begin Task input
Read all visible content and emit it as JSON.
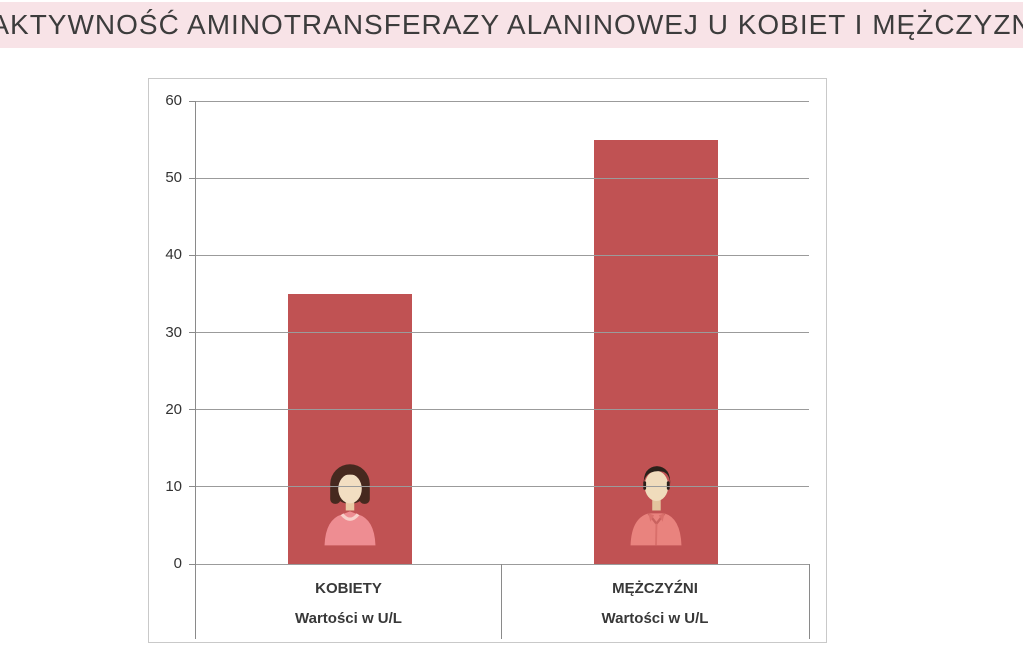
{
  "page": {
    "title": "AKTYWNOŚĆ AMINOTRANSFERAZY ALANINOWEJ U KOBIET I MĘŻCZYZN"
  },
  "chart_data": {
    "type": "bar",
    "title": "AKTYWNOŚĆ AMINOTRANSFERAZY ALANINOWEJ U KOBIET I MĘŻCZYZN",
    "categories": [
      "KOBIETY",
      "MĘŻCZYŹNI"
    ],
    "values": [
      35,
      55
    ],
    "sublabels": [
      "Wartości w U/L",
      "Wartości w U/L"
    ],
    "unit": "U/L",
    "xlabel": "",
    "ylabel": "",
    "ylim": [
      0,
      60
    ],
    "yticks": [
      0,
      10,
      20,
      30,
      40,
      50,
      60
    ],
    "grid": true,
    "legend": "none",
    "icons": [
      "woman-avatar-icon",
      "man-avatar-icon"
    ]
  },
  "colors": {
    "title_bg": "#F8E3E7",
    "bar": "#C05253",
    "gridline": "#9B9B9B",
    "axis": "#8A8A8A",
    "frame_border": "#C9C9C9",
    "label_text": "#383838"
  }
}
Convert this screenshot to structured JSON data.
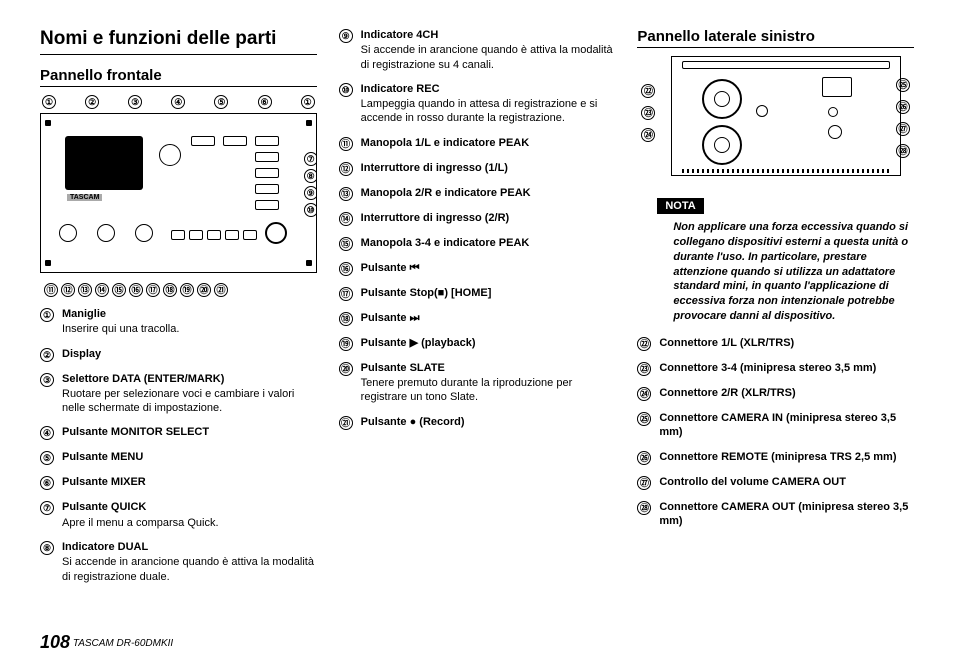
{
  "page": {
    "number": "108",
    "product": "TASCAM DR-60DMKII"
  },
  "col1": {
    "main_title": "Nomi e funzioni delle parti",
    "sub_title": "Pannello frontale",
    "top_callouts": [
      "①",
      "②",
      "③",
      "④",
      "⑤",
      "⑥",
      "①"
    ],
    "right_callouts": [
      "⑦",
      "⑧",
      "⑨",
      "⑩"
    ],
    "bottom_callouts": [
      "⑪",
      "⑫",
      "⑬",
      "⑭",
      "⑮",
      "⑯",
      "⑰",
      "⑱",
      "⑲",
      "⑳",
      "㉑"
    ],
    "brand": "TASCAM",
    "items": [
      {
        "n": "①",
        "t": "Maniglie",
        "d": "Inserire qui una tracolla."
      },
      {
        "n": "②",
        "t": "Display"
      },
      {
        "n": "③",
        "t": "Selettore DATA (ENTER/MARK)",
        "d": "Ruotare per selezionare voci e cambiare i valori nelle schermate di impostazione."
      },
      {
        "n": "④",
        "t": "Pulsante MONITOR SELECT"
      },
      {
        "n": "⑤",
        "t": "Pulsante MENU"
      },
      {
        "n": "⑥",
        "t": "Pulsante MIXER"
      },
      {
        "n": "⑦",
        "t": "Pulsante QUICK",
        "d": "Apre il menu a comparsa Quick."
      },
      {
        "n": "⑧",
        "t": "Indicatore DUAL",
        "d": "Si accende in arancione quando è attiva la modalità di registrazione duale."
      }
    ]
  },
  "col2": {
    "items": [
      {
        "n": "⑨",
        "t": "Indicatore 4CH",
        "d": "Si accende in arancione quando è attiva la modalità di registrazione su 4 canali."
      },
      {
        "n": "⑩",
        "t": "Indicatore REC",
        "d": "Lampeggia quando in attesa di registrazione e si accende in rosso durante la registrazione."
      },
      {
        "n": "⑪",
        "t": "Manopola 1/L e indicatore PEAK"
      },
      {
        "n": "⑫",
        "t": "Interruttore di ingresso (1/L)"
      },
      {
        "n": "⑬",
        "t": "Manopola 2/R e indicatore PEAK"
      },
      {
        "n": "⑭",
        "t": "Interruttore di ingresso (2/R)"
      },
      {
        "n": "⑮",
        "t": "Manopola 3-4 e indicatore PEAK"
      },
      {
        "n": "⑯",
        "t": "Pulsante ⏮"
      },
      {
        "n": "⑰",
        "t": "Pulsante Stop(■) [HOME]"
      },
      {
        "n": "⑱",
        "t": "Pulsante ⏭"
      },
      {
        "n": "⑲",
        "t": "Pulsante ▶ (playback)"
      },
      {
        "n": "⑳",
        "t": "Pulsante SLATE",
        "d": "Tenere premuto durante la riproduzione per registrare un tono Slate."
      },
      {
        "n": "㉑",
        "t": "Pulsante ● (Record)"
      }
    ]
  },
  "col3": {
    "sub_title": "Pannello laterale sinistro",
    "left_callouts": [
      "㉒",
      "㉓",
      "㉔"
    ],
    "right_callouts": [
      "㉕",
      "㉖",
      "㉗",
      "㉘"
    ],
    "nota_label": "NOTA",
    "nota_text": "Non applicare una forza eccessiva quando si collegano dispositivi esterni a questa unità o durante l'uso. In particolare, prestare attenzione quando si utilizza un adattatore standard mini, in quanto l'applicazione di eccessiva forza non intenzionale potrebbe provocare danni al dispositivo.",
    "items": [
      {
        "n": "㉒",
        "t": "Connettore 1/L (XLR/TRS)"
      },
      {
        "n": "㉓",
        "t": "Connettore 3-4 (minipresa stereo 3,5 mm)"
      },
      {
        "n": "㉔",
        "t": "Connettore 2/R (XLR/TRS)"
      },
      {
        "n": "㉕",
        "t": "Connettore CAMERA IN (minipresa stereo 3,5 mm)"
      },
      {
        "n": "㉖",
        "t": "Connettore REMOTE (minipresa TRS 2,5 mm)"
      },
      {
        "n": "㉗",
        "t": "Controllo del volume CAMERA OUT"
      },
      {
        "n": "㉘",
        "t": "Connettore CAMERA OUT (minipresa stereo 3,5 mm)"
      }
    ]
  }
}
end Task input
* [Exercise details] Pick out the lines that have the word "registrazione". Copy them all.

* [Solution to this exercise]
        "d": "Si accende in arancione quando è attiva la modalità di registrazione duale."
        "d": "Si accende in arancione quando è attiva la modalità di registrazione su 4 canali."
        "d": "Lampeggia quando in attesa di registrazione e si accende in rosso durante la registrazione."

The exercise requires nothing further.